→ PROBLEMS
(a) In the wasabi message, shorten the paragraph beginning "Actually, when you mix up wasabi" and keep its main facts.
(b) Write a continuation of the mailing-list post about wasabi, picking up after its last sentence.

#### PASSAGE TO READ ####

[Sca-cooks] Re: herbal question

Elaine Koogler ekoogler at chesapeake.net
Fri Nov 2 06:51:11 PST 2001


Actually, when you mix up wasabi from the powder that you usually purchase, you
use water or, if you want it hotter, rice vinegar.  Then you let it age a bit
which, unlike other mustards, tends to make it even hotter.  Usually, when eating
it with sushi, you mix wasabi in with a little soy to dip the sushi in.  I think
that's what they're talking about....

Kiri

"Mark.S Harris" wrote:

> Angeline commented:
> > > > Better for treating tooth decay in the long term. The burn from wasabi
> > > > is too short lived to be of much use to your sinus clearing needs.
> > Cayenne
> > > > is a much better choice for that. :)
> >
> > I disagree about the sinus clearing.  Maybe it depends on how much wasabi
> > you eat, and how much they have watered it down.  When we first started
> > visiting the chinese buffet I didn't know you were supposed to mix the
> > wasabi with the soy sauce so I was smearing on a liberal amount and gnawing
> > on it.  Sometimes depending on exactly how much you ate at one time and
> > whether or not you enhaled it would really clean out things.  ( I have
> > horrendous sinus problems.)  One chinese buffet place waters it down, one
> > doesn't.

#### RECORDS SUPPLIED ####

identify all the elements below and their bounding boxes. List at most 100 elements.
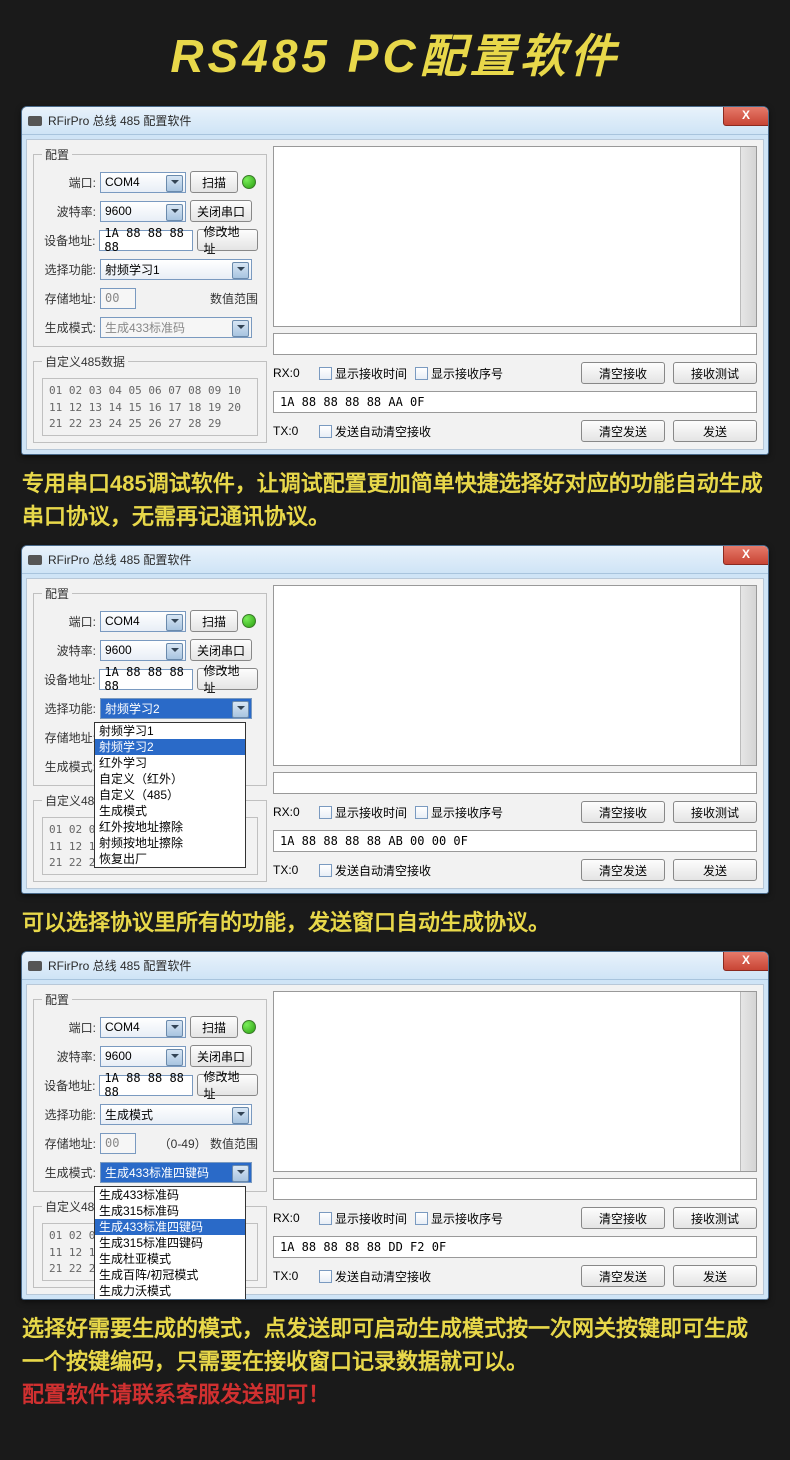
- auto-clear-checkbox[interactable]: 发送自动清空接收: [319, 862, 431, 879]
- scan-button[interactable]: 扫描: [190, 1016, 238, 1038]
- baud-combo[interactable]: 9600: [100, 640, 186, 661]
- range-label: （0-49） 数值范围: [159, 1135, 258, 1152]
- scrollbar[interactable]: [740, 992, 756, 1171]
- dropdown-option[interactable]: 恢复出厂: [95, 851, 245, 867]
- close-port-button[interactable]: 关闭串口: [190, 1045, 252, 1067]
- dropdown-option[interactable]: 红外学习: [95, 755, 245, 771]
- titlebar: RFirPro 总线 485 配置软件 X: [22, 952, 768, 980]
- config-legend: 配置: [42, 585, 72, 602]
- close-button[interactable]: X: [723, 106, 769, 126]
- dropdown-option[interactable]: 生成315标准码: [95, 1203, 245, 1219]
- status-led-icon: [242, 614, 256, 628]
- send-button[interactable]: 发送: [673, 859, 757, 881]
- show-time-checkbox[interactable]: 显示接收时间: [319, 804, 407, 821]
- dropdown-option[interactable]: 射频学习2: [95, 739, 245, 755]
- show-seq-checkbox[interactable]: 显示接收序号: [415, 804, 503, 821]
- scan-button[interactable]: 扫描: [190, 610, 238, 632]
- dropdown-option[interactable]: 生成433标准码: [95, 1187, 245, 1203]
- clear-tx-button[interactable]: 清空发送: [581, 1265, 665, 1287]
- dropdown-option[interactable]: 自定义（485）: [95, 787, 245, 803]
- tx-input[interactable]: 1A 88 88 88 88 DD F2 0F: [273, 1236, 757, 1258]
- dropdown-option[interactable]: 生成百阵/初冠模式: [95, 1267, 245, 1283]
- port-combo[interactable]: COM4: [100, 611, 186, 632]
- close-button[interactable]: X: [723, 545, 769, 565]
- range-label: 数值范围: [210, 290, 258, 307]
- close-button[interactable]: X: [723, 951, 769, 971]
- tx-input-empty[interactable]: [273, 772, 757, 794]
- app-window-1: RFirPro 总线 485 配置软件 X 配置 端口: COM4 扫描 波特率…: [21, 106, 769, 455]
- send-button[interactable]: 发送: [673, 420, 757, 442]
- titlebar: RFirPro 总线 485 配置软件 X: [22, 546, 768, 574]
- dropdown-option[interactable]: 生成433标准四键码: [95, 1219, 245, 1235]
- mod-addr-button[interactable]: 修改地址: [197, 668, 259, 690]
- mod-addr-button[interactable]: 修改地址: [197, 229, 259, 251]
- dropdown-option[interactable]: 射频学习1: [95, 723, 245, 739]
- selfunc-combo[interactable]: 生成模式: [100, 1104, 252, 1125]
- storeaddr-input[interactable]: 00: [100, 288, 136, 309]
- show-seq-checkbox[interactable]: 显示接收序号: [415, 1210, 503, 1227]
- baud-combo[interactable]: 9600: [100, 1046, 186, 1067]
- rx-test-button[interactable]: 接收测试: [673, 362, 757, 384]
- clear-tx-button[interactable]: 清空发送: [581, 420, 665, 442]
- genmode-combo[interactable]: 生成433标准四键码: [100, 1162, 252, 1183]
- rx-test-button[interactable]: 接收测试: [673, 801, 757, 823]
- dropdown-option[interactable]: 射频按地址擦除: [95, 835, 245, 851]
- window-title: RFirPro 总线 485 配置软件: [48, 551, 191, 568]
- selfunc-combo[interactable]: 射频学习1: [100, 259, 252, 280]
- app-icon: [28, 555, 42, 565]
- port-label: 端口:: [42, 613, 96, 630]
- tx-input-empty[interactable]: [273, 1178, 757, 1200]
- port-combo[interactable]: COM4: [100, 1017, 186, 1038]
- tx-input[interactable]: 1A 88 88 88 88 AA 0F: [273, 391, 757, 413]
- selfunc-dropdown[interactable]: 射频学习1射频学习2红外学习自定义（红外）自定义（485）生成模式红外按地址擦除…: [94, 722, 246, 868]
- rx-textarea[interactable]: [273, 991, 757, 1172]
- dropdown-option[interactable]: 生成力沃模式: [95, 1283, 245, 1299]
- clear-rx-button[interactable]: 清空接收: [581, 1207, 665, 1229]
- devaddr-input[interactable]: 1A 88 88 88 88: [99, 230, 192, 251]
- show-time-checkbox[interactable]: 显示接收时间: [319, 365, 407, 382]
- baud-combo[interactable]: 9600: [100, 201, 186, 222]
- rx-counter: RX:0: [273, 366, 311, 380]
- app-icon: [28, 961, 42, 971]
- status-led-icon: [242, 175, 256, 189]
- close-port-button[interactable]: 关闭串口: [190, 639, 252, 661]
- storeaddr-input[interactable]: 00: [100, 1133, 136, 1154]
- tx-input[interactable]: 1A 88 88 88 88 AB 00 00 0F: [273, 830, 757, 852]
- close-port-button[interactable]: 关闭串口: [190, 200, 252, 222]
- rx-textarea[interactable]: [273, 146, 757, 327]
- dropdown-option[interactable]: 生成模式: [95, 803, 245, 819]
- scan-button[interactable]: 扫描: [190, 171, 238, 193]
- rx-textarea[interactable]: [273, 585, 757, 766]
- devaddr-input[interactable]: 1A 88 88 88 88: [99, 669, 192, 690]
- auto-clear-checkbox[interactable]: 发送自动清空接收: [319, 1268, 431, 1285]
- rx-counter: RX:0: [273, 805, 311, 819]
- clear-rx-button[interactable]: 清空接收: [581, 362, 665, 384]
- app-window-2: RFirPro 总线 485 配置软件 X 配置 端口: COM4 扫描 波特率…: [21, 545, 769, 894]
- custom485-data[interactable]: 01 02 03 04 05 06 07 08 09 10 11 12 13 1…: [42, 378, 258, 436]
- storeaddr-label: 存储地址:: [42, 729, 96, 746]
- scrollbar[interactable]: [740, 147, 756, 326]
- dropdown-option[interactable]: 红外按地址擦除: [95, 819, 245, 835]
- dropdown-option[interactable]: 自定义（红外）: [95, 771, 245, 787]
- dropdown-option[interactable]: 生成315标准四键码: [95, 1235, 245, 1251]
- rx-test-button[interactable]: 接收测试: [673, 1207, 757, 1229]
- mod-addr-button[interactable]: 修改地址: [197, 1074, 259, 1096]
- genmode-dropdown[interactable]: 生成433标准码生成315标准码生成433标准四键码生成315标准四键码生成杜亚…: [94, 1186, 246, 1300]
- tx-input-empty[interactable]: [273, 333, 757, 355]
- devaddr-label: 设备地址:: [42, 1077, 95, 1094]
- clear-rx-button[interactable]: 清空接收: [581, 801, 665, 823]
- selfunc-combo[interactable]: 射频学习2: [100, 698, 252, 719]
- devaddr-input[interactable]: 1A 88 88 88 88: [99, 1075, 192, 1096]
- show-seq-checkbox[interactable]: 显示接收序号: [415, 365, 503, 382]
- caption-2: 可以选择协议里所有的功能，发送窗口自动生成协议。: [0, 894, 790, 951]
- send-button[interactable]: 发送: [673, 1265, 757, 1287]
- port-combo[interactable]: COM4: [100, 172, 186, 193]
- auto-clear-checkbox[interactable]: 发送自动清空接收: [319, 423, 431, 440]
- show-time-checkbox[interactable]: 显示接收时间: [319, 1210, 407, 1227]
- genmode-combo[interactable]: 生成433标准码: [100, 317, 252, 338]
- clear-tx-button[interactable]: 清空发送: [581, 859, 665, 881]
- port-label: 端口:: [42, 174, 96, 191]
- scrollbar[interactable]: [740, 586, 756, 765]
- dropdown-option[interactable]: 生成杜亚模式: [95, 1251, 245, 1267]
- status-led-icon: [242, 1020, 256, 1034]
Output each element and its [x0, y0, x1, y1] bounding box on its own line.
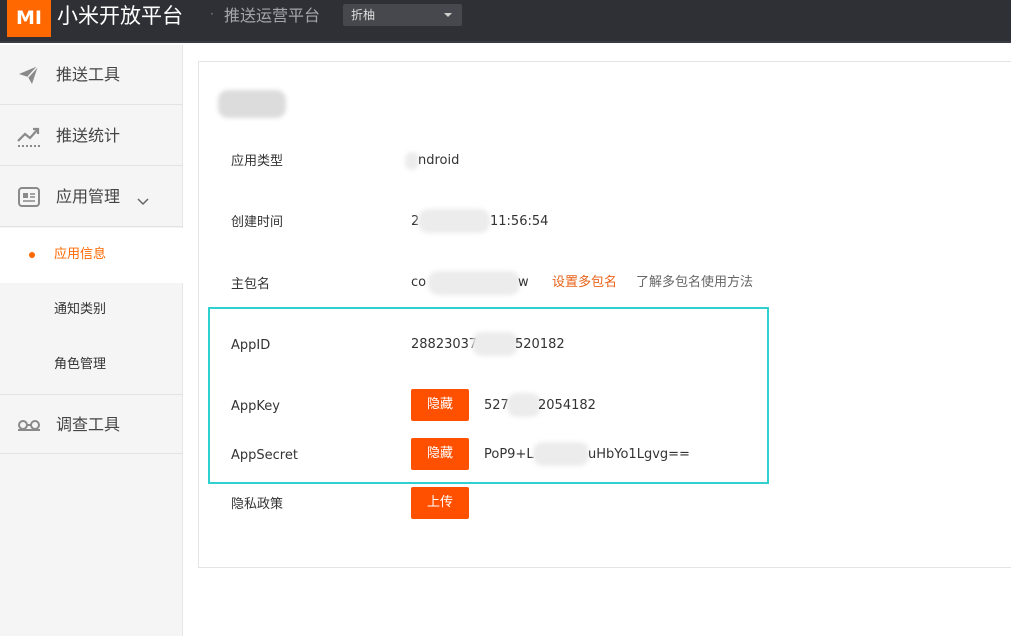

####

→ EXERCISE ANSWERS
(a) Powdered wasabi is mixed with water, or with rice vinegar for extra heat, then left to age. Unlike other mustards, aging makes it even hotter. With sushi, it is usually mixed into a little soy sauce for dipping, which is likely what the others meant.

(b)
> >
> > I most of the time don't add soy sauce to my wasabi, I like it hot like
> > that.
>
> Huh? Uh oh. You're supposed to add soy sauce to wasabi????
>
> I do know that wasabi often varies in how hot it is. I had heard
> that the fresher it was the hotter it was.
>
> I like wasabi on sushi and I've got a nice wasabi/mustard sauce
> I bought. I'll have to try watering down the wasabi with soy
> sauce. But then I would probably just eat more of it.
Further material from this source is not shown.